[WHAT TO PRODUCE] Check every line of the material below for "climate". Give the number of lines that have it, and only that.

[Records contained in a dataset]
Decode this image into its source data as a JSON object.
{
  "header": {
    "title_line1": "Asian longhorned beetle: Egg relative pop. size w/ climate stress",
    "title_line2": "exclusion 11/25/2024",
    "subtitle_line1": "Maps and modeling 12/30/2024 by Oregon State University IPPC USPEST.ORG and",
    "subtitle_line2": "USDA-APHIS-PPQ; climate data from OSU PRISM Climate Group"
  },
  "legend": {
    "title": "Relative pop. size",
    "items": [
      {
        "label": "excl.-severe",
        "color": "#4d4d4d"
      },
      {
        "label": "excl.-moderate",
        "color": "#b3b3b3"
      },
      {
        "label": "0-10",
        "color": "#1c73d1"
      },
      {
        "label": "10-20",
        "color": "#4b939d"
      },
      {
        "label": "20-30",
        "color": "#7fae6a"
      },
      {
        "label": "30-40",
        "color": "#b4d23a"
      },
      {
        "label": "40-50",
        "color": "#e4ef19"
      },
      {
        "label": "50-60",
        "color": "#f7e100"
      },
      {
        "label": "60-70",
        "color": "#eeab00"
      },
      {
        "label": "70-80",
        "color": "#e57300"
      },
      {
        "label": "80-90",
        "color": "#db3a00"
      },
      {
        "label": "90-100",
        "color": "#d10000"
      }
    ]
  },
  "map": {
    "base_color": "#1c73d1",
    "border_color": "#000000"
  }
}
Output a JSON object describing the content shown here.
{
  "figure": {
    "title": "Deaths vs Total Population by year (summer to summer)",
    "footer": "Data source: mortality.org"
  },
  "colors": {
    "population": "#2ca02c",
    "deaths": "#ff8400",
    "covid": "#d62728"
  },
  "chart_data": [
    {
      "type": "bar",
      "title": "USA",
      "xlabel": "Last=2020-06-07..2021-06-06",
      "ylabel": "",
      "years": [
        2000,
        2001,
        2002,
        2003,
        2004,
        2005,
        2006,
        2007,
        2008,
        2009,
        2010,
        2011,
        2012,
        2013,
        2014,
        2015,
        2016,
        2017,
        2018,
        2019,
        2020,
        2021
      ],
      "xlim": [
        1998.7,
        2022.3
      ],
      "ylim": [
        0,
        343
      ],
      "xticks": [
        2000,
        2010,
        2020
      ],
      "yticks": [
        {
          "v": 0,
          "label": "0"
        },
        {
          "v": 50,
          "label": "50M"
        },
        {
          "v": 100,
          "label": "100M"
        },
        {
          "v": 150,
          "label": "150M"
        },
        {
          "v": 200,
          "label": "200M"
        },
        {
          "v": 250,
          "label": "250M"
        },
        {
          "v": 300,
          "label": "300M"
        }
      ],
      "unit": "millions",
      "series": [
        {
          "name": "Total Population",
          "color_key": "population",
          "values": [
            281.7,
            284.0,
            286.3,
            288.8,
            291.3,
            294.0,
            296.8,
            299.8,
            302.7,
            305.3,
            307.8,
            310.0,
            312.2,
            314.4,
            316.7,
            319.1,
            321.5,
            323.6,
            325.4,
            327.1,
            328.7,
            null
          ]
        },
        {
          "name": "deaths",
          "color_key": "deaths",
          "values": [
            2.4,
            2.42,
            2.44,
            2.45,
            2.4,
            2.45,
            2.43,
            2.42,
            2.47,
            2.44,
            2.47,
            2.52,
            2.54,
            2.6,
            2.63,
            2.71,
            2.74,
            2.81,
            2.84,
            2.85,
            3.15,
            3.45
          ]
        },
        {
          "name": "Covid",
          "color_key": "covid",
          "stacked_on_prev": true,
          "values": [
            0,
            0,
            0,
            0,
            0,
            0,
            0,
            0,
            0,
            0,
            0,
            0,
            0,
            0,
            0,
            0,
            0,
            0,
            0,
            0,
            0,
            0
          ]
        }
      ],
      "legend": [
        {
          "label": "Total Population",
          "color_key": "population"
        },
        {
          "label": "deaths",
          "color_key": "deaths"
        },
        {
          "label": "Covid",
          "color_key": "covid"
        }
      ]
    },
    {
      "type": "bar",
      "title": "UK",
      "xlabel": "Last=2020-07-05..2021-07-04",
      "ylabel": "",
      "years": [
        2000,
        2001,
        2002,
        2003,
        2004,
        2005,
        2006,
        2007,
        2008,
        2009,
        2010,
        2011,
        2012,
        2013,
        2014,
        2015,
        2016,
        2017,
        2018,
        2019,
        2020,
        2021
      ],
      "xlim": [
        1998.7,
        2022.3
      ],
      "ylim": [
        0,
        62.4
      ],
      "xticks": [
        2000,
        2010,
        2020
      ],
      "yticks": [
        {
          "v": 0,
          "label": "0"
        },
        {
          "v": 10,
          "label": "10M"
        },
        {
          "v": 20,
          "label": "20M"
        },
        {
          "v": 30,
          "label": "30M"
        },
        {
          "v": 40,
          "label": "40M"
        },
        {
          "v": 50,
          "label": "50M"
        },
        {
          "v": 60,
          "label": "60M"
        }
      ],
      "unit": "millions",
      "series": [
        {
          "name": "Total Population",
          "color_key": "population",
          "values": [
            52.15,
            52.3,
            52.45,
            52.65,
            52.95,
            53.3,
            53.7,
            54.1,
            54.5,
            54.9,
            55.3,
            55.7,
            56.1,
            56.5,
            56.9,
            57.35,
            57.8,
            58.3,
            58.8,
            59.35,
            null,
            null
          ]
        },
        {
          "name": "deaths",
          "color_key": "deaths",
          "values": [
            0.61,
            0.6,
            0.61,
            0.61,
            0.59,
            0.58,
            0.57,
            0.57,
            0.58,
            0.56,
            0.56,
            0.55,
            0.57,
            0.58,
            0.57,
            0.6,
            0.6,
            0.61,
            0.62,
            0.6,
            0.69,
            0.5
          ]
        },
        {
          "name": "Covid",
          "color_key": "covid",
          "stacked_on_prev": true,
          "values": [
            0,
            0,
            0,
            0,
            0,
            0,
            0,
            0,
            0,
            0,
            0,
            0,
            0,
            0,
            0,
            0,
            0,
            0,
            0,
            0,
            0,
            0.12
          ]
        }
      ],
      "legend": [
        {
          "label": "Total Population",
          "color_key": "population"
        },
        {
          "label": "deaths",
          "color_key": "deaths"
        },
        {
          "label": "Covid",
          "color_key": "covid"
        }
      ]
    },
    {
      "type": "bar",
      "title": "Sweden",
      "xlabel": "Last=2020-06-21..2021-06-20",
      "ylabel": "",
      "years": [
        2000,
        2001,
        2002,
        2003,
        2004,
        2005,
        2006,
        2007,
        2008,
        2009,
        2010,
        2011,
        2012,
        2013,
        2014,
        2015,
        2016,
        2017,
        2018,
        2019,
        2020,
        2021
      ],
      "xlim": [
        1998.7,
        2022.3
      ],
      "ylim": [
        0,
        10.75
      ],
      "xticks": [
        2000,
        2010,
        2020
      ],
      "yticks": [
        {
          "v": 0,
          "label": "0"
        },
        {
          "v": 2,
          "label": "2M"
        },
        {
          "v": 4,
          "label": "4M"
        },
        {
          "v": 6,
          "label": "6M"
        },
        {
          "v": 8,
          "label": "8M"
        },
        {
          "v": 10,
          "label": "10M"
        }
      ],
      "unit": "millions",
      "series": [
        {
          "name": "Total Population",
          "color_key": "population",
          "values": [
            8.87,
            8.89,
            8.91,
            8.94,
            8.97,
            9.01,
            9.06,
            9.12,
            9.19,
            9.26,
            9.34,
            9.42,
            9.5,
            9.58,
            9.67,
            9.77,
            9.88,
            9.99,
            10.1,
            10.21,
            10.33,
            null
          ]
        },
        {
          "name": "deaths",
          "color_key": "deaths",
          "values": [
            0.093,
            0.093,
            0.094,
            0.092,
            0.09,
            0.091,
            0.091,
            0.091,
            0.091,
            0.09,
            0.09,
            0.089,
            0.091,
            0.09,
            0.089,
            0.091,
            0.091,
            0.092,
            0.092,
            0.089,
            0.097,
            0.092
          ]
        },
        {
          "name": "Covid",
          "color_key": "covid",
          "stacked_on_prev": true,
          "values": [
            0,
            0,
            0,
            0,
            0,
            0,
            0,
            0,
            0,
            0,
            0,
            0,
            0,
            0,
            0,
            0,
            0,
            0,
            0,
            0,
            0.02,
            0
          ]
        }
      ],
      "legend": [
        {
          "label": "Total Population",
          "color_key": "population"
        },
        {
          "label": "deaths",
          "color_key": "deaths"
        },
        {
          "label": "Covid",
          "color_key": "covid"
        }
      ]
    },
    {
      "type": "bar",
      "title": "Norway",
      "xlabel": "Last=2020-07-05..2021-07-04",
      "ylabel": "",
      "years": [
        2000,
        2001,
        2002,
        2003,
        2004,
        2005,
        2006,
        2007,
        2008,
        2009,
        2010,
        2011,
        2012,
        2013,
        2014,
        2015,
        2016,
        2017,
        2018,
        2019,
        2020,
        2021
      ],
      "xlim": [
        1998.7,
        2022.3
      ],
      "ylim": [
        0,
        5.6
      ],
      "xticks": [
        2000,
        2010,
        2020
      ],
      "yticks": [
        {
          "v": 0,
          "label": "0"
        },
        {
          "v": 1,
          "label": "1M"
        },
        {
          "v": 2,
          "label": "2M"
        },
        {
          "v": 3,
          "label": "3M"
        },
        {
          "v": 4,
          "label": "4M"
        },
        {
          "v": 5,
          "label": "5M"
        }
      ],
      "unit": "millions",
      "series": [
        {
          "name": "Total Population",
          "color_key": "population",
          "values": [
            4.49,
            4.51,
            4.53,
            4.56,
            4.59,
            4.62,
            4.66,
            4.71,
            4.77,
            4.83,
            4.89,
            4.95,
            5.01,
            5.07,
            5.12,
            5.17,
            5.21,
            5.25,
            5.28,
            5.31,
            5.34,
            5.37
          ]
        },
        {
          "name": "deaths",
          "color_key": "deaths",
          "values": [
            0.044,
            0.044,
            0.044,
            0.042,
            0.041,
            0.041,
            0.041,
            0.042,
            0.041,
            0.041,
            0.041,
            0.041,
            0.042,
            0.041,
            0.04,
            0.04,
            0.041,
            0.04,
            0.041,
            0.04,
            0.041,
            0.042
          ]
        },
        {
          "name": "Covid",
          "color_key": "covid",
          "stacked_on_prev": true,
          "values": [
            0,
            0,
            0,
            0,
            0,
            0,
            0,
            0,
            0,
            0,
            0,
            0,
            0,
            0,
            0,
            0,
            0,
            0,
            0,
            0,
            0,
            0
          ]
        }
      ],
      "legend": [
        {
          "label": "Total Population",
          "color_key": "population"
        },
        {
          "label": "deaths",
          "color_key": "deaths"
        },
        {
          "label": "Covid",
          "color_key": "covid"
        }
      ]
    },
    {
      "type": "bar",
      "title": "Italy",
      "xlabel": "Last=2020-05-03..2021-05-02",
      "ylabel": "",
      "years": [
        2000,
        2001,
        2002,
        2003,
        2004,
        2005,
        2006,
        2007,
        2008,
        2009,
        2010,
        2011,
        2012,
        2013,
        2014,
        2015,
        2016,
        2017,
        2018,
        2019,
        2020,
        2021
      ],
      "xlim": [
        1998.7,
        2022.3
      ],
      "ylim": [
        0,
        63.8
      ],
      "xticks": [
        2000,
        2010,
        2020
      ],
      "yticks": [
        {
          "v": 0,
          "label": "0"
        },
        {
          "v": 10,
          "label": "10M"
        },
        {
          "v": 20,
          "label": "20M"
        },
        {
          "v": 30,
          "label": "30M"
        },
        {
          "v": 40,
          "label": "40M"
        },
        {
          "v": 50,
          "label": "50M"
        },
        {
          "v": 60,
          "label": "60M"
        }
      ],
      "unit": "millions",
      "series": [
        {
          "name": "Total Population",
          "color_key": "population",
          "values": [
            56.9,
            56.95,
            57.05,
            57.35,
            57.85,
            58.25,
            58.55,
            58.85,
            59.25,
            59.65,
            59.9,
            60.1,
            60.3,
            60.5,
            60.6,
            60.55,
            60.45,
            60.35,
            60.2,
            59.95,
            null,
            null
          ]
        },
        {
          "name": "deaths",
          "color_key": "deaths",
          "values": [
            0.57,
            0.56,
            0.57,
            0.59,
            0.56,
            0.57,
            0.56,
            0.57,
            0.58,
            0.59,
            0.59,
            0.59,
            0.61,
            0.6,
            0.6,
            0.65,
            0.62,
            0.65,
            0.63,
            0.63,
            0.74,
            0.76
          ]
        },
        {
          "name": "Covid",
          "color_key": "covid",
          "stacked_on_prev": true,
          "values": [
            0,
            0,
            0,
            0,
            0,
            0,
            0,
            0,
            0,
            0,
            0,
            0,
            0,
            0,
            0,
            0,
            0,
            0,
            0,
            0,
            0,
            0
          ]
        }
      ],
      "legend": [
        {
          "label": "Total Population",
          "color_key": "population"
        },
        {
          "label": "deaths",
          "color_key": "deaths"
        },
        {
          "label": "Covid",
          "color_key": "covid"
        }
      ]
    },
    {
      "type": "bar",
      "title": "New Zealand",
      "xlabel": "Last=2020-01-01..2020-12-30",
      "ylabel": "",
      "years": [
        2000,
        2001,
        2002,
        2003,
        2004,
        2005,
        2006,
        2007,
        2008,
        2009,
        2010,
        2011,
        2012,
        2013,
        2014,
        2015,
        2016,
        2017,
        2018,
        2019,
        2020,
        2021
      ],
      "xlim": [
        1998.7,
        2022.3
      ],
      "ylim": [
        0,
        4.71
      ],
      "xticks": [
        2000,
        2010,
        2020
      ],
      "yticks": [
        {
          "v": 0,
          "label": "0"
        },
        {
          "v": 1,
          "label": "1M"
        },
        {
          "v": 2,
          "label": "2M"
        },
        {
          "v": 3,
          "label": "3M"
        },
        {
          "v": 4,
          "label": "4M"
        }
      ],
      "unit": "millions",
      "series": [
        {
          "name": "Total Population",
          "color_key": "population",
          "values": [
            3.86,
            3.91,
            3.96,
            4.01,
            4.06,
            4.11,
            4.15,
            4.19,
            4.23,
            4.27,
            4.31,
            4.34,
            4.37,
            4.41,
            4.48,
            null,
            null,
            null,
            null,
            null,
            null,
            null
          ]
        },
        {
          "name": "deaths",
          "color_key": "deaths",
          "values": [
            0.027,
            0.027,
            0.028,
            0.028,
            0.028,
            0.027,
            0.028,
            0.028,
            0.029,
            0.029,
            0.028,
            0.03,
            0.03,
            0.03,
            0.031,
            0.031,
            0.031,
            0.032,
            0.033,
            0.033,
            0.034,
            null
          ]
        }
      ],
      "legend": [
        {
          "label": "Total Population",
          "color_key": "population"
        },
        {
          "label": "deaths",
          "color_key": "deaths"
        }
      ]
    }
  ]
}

[THE OUTPUT] 2